(Figure contents as structured data)

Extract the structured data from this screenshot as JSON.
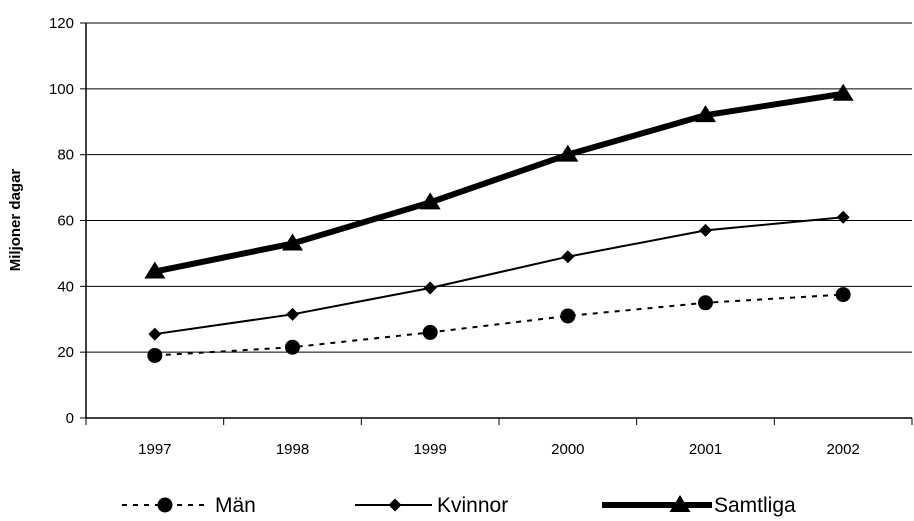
{
  "chart_data": {
    "type": "line",
    "title": "",
    "xlabel": "",
    "ylabel": "Miljoner dagar",
    "ylim": [
      0,
      120
    ],
    "yticks": [
      0,
      20,
      40,
      60,
      80,
      100,
      120
    ],
    "grid": true,
    "legend_position": "bottom",
    "categories": [
      "1997",
      "1998",
      "1999",
      "2000",
      "2001",
      "2002"
    ],
    "series": [
      {
        "name": "Män",
        "values": [
          19,
          21.5,
          26,
          31,
          35,
          37.5
        ],
        "color": "#000000",
        "line_style": "dotted",
        "marker": "circle"
      },
      {
        "name": "Kvinnor",
        "values": [
          25.5,
          31.5,
          39.5,
          49,
          57,
          61
        ],
        "color": "#000000",
        "line_style": "solid",
        "marker": "diamond"
      },
      {
        "name": "Samtliga",
        "values": [
          44.5,
          53,
          65.5,
          80,
          92,
          98.5
        ],
        "color": "#000000",
        "line_style": "thick",
        "marker": "triangle"
      }
    ]
  }
}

EXERCISE TASK:
In the listing above, how many lines include the word "marker"? Answer with the number and nothing more.

ANSWER IN FULL:
3